What is needed
Give the number of lines in the listing that hold the word "JSON". Write nothing but that number.

Given entries
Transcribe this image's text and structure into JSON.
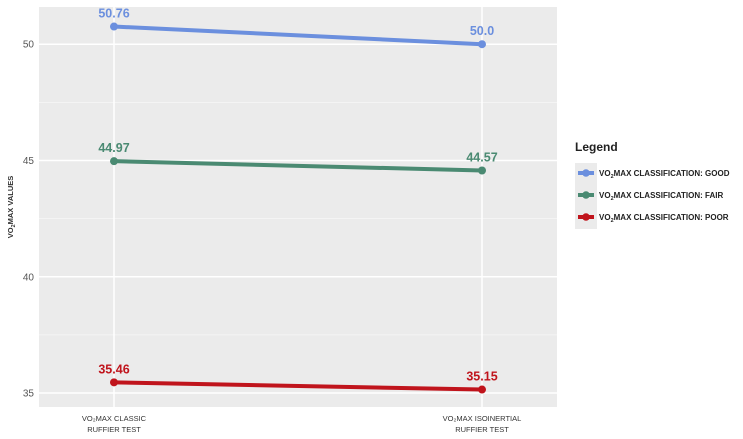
{
  "chart_data": {
    "type": "line",
    "categories": [
      {
        "line1": "VO₂MAX CLASSIC",
        "line2": "RUFFIER  TEST"
      },
      {
        "line1": "VO₂MAX ISOINERTIAL",
        "line2": "RUFFIER TEST"
      }
    ],
    "series": [
      {
        "name": "VO₂MAX CLASSIFICATION: GOOD",
        "color": "#6b8fde",
        "values": [
          50.76,
          50.0
        ],
        "labels": [
          "50.76",
          "50.0"
        ]
      },
      {
        "name": "VO₂MAX CLASSIFICATION: FAIR",
        "color": "#4a8a72",
        "values": [
          44.97,
          44.57
        ],
        "labels": [
          "44.97",
          "44.57"
        ]
      },
      {
        "name": "VO₂MAX CLASSIFICATION: POOR",
        "color": "#c0141c",
        "values": [
          35.46,
          35.15
        ],
        "labels": [
          "35.46",
          "35.15"
        ]
      }
    ],
    "ylabel": {
      "pre": "VO",
      "sub": "2",
      "post": "MAX VALUES"
    },
    "ylim": [
      34.4,
      51.6
    ],
    "yticks": [
      35,
      40,
      45,
      50
    ],
    "legend": {
      "title": "Legend",
      "placement": "right"
    },
    "grid": true,
    "panel_bg": "#ebebeb",
    "grid_color": "#ffffff"
  }
}
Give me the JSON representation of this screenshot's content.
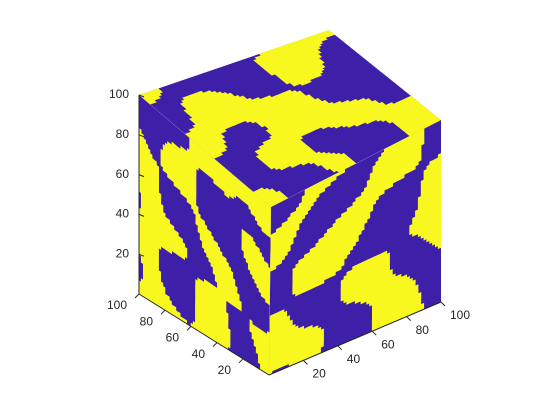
{
  "chart_data": {
    "type": "voxel-3d",
    "title": "",
    "xlabel": "",
    "ylabel": "",
    "zlabel": "",
    "x_range": [
      0,
      100
    ],
    "y_range": [
      0,
      100
    ],
    "z_range": [
      0,
      100
    ],
    "x_ticks": [
      20,
      40,
      60,
      80,
      100
    ],
    "y_ticks": [
      20,
      40,
      60,
      80,
      100
    ],
    "z_ticks": [
      20,
      40,
      60,
      80,
      100
    ],
    "phase_colors": [
      "#3d1fa8",
      "#f8f820"
    ],
    "background": "#ffffff",
    "grid": false,
    "legend": "none"
  }
}
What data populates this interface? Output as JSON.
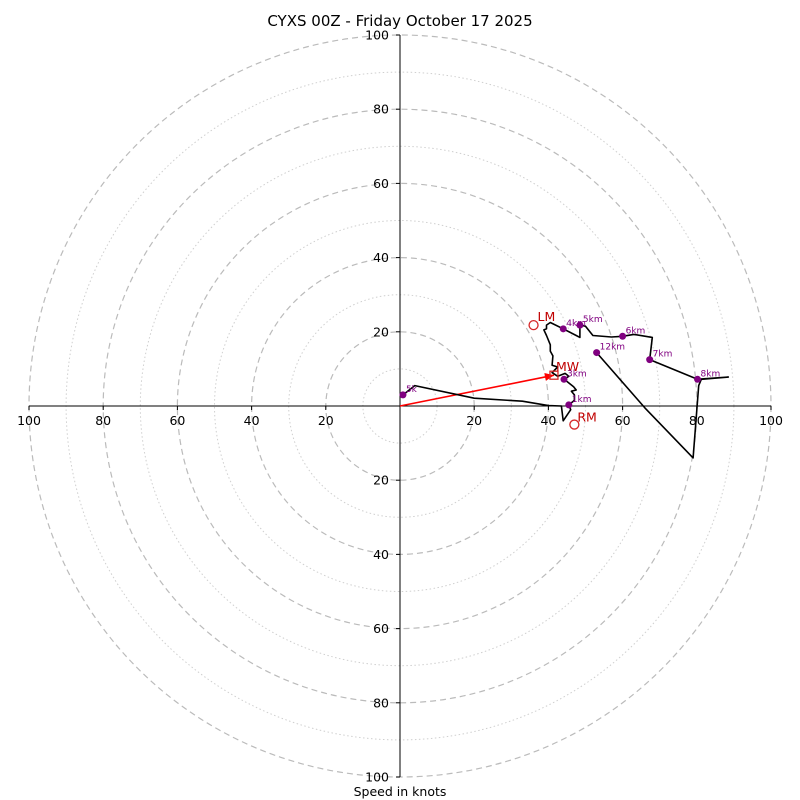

Reply to the task
3